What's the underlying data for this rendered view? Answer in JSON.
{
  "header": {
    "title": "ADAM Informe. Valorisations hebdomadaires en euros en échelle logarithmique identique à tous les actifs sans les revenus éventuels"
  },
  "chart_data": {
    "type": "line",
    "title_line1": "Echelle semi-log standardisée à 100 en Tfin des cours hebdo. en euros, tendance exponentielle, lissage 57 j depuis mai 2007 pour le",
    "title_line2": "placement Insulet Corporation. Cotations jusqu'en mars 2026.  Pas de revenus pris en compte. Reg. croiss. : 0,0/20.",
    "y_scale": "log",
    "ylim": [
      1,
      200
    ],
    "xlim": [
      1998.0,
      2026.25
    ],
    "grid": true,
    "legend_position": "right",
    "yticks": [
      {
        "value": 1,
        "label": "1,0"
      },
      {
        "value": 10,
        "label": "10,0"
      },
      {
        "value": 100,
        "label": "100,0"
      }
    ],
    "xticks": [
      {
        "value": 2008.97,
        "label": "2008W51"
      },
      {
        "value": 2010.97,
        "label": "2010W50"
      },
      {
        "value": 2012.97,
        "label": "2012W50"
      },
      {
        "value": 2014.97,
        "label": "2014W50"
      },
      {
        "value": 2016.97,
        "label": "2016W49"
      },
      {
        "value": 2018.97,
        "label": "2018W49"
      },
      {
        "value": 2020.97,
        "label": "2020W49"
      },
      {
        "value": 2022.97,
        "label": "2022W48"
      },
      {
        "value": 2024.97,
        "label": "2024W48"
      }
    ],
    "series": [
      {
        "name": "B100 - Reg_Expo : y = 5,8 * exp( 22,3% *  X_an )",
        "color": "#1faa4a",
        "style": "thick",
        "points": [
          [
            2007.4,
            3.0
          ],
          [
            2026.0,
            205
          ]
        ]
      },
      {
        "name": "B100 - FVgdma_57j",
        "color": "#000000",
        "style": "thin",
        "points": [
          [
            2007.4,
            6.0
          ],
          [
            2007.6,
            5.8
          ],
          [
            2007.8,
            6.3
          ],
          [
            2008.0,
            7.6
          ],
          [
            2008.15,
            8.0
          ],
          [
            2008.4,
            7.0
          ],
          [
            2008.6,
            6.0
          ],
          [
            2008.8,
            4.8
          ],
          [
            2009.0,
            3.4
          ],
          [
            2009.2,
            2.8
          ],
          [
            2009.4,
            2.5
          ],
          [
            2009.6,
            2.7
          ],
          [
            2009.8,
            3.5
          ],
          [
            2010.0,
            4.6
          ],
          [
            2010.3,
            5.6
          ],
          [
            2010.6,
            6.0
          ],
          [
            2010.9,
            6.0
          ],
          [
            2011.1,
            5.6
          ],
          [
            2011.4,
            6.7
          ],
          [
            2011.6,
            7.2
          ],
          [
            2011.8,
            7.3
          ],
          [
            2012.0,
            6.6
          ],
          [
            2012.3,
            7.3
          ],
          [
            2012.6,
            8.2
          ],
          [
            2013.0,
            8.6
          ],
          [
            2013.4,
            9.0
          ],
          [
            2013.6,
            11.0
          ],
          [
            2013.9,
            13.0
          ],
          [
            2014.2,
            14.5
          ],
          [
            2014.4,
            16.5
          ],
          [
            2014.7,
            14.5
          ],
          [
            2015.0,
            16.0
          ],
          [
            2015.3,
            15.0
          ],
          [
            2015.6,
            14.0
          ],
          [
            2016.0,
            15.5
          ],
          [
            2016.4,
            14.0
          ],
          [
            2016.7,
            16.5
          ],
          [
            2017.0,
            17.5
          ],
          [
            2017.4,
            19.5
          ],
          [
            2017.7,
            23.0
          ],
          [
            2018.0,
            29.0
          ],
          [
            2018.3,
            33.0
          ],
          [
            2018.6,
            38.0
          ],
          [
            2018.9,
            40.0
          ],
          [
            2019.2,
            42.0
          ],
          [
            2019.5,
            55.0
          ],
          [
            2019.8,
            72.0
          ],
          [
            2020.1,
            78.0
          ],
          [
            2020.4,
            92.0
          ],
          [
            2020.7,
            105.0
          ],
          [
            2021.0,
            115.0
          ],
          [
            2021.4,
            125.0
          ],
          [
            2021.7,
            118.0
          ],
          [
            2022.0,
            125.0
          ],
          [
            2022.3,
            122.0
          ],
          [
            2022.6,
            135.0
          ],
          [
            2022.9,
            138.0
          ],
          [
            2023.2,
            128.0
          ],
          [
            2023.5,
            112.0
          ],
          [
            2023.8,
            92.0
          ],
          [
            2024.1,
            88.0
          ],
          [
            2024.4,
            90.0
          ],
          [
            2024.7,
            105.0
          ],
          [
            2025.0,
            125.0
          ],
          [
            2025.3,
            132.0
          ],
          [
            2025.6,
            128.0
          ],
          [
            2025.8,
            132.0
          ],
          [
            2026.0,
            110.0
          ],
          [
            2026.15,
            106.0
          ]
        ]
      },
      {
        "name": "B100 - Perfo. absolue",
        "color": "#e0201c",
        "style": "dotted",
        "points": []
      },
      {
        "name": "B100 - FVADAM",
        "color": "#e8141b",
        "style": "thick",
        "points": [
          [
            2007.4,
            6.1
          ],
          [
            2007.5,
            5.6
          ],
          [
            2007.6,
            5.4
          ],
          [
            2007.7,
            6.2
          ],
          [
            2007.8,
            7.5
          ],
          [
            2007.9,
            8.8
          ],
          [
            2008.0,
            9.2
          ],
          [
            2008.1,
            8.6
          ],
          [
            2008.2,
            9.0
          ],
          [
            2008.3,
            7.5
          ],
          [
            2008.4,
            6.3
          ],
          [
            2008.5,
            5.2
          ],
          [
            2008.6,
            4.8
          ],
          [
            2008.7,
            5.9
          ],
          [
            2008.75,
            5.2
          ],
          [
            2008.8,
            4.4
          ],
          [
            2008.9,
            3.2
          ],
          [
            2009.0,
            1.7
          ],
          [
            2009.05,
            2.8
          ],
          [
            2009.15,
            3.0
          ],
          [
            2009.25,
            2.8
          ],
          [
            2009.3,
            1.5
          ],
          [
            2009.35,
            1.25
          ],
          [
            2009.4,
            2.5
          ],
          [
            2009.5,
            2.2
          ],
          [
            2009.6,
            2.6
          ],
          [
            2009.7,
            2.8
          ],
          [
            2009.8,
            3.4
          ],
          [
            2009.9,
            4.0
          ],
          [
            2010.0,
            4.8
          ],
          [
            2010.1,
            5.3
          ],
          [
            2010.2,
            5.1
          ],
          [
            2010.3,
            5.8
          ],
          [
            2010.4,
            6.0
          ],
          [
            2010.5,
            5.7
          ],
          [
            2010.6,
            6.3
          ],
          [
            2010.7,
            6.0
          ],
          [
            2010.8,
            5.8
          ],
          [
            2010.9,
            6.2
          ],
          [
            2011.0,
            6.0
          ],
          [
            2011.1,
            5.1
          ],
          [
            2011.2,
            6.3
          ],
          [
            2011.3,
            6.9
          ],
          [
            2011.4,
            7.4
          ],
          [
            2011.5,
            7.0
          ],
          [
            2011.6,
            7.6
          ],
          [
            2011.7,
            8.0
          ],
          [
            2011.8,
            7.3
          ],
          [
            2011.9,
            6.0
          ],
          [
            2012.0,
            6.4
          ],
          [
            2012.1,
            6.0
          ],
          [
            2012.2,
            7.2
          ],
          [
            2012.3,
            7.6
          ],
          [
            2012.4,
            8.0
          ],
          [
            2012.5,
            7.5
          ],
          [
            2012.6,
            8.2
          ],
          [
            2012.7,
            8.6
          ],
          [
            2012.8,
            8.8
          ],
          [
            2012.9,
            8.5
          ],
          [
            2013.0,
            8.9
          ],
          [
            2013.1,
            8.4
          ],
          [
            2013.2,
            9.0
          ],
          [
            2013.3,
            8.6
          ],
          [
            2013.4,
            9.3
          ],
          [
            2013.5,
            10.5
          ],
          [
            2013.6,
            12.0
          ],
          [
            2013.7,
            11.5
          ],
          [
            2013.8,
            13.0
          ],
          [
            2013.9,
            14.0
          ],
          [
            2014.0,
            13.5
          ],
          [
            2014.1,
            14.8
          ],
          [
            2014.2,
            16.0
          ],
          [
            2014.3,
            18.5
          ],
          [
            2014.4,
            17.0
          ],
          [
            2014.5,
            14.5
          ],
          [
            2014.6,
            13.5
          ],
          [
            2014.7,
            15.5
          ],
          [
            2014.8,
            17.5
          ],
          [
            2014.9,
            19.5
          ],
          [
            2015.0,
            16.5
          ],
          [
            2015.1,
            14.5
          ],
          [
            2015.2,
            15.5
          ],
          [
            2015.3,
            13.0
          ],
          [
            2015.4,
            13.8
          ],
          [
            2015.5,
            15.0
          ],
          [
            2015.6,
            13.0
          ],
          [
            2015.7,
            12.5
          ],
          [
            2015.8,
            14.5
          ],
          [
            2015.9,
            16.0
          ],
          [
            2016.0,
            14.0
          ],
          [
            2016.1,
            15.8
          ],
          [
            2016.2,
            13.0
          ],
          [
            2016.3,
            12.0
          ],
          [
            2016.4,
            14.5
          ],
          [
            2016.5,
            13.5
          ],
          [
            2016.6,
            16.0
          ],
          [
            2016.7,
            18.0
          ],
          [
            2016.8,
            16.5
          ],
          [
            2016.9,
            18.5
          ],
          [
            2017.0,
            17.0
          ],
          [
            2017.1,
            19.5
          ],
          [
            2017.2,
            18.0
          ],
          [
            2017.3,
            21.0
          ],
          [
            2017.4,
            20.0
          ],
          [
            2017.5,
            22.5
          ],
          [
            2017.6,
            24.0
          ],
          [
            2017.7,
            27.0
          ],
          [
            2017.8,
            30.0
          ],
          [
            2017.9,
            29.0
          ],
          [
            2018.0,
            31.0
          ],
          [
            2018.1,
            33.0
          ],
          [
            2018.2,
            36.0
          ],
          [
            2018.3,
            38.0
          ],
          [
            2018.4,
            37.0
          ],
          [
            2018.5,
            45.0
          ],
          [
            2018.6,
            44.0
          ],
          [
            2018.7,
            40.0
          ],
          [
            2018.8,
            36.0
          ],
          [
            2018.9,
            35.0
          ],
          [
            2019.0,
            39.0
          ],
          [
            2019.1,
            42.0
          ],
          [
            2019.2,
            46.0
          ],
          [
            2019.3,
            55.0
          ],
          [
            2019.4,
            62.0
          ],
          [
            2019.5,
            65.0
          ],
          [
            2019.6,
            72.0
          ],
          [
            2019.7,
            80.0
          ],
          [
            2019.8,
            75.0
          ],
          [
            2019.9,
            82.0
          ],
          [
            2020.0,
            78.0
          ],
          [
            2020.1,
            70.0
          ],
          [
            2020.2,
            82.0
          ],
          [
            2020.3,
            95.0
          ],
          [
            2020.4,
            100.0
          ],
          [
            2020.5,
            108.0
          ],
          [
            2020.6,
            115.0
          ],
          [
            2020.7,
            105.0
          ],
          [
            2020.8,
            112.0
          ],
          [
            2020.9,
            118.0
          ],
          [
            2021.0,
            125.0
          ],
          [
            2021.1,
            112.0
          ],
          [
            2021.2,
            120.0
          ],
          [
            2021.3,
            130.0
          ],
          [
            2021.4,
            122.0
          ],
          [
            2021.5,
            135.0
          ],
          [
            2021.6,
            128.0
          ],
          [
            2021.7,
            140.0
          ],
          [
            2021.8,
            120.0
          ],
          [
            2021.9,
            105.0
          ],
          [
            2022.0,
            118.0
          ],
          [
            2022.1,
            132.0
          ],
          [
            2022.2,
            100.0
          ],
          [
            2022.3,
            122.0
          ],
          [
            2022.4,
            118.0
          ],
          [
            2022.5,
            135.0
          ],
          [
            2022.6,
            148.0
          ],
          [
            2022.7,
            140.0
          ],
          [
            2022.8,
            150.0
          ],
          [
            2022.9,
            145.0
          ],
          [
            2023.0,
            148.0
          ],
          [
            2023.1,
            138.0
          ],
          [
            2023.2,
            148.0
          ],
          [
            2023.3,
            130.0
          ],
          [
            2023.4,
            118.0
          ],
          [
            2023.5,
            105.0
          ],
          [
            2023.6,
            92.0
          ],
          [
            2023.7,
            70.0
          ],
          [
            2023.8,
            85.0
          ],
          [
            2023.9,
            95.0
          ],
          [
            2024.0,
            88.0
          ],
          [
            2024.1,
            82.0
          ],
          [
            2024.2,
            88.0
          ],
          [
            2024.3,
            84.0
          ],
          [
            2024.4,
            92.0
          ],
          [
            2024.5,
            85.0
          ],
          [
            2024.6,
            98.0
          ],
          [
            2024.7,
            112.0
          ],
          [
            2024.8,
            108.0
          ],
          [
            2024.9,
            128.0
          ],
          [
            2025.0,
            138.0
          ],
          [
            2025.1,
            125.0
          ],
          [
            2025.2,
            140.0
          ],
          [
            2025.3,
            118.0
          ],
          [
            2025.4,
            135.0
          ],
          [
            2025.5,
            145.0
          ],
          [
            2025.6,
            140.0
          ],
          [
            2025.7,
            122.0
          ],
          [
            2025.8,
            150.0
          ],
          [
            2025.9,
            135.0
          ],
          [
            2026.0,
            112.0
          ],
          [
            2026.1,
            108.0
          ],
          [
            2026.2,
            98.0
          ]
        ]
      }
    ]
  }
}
* * * *
● Problem description
Pull out each line of the listing that holds the string "label".

● Exercise solution
        "label": "1,0"
        "label": "10,0"
        "label": "100,0"
        "label": "2008W51"
        "label": "2010W50"
        "label": "2012W50"
        "label": "2014W50"
        "label": "2016W49"
        "label": "2018W49"
        "label": "2020W49"
        "label": "2022W48"
        "label": "2024W48"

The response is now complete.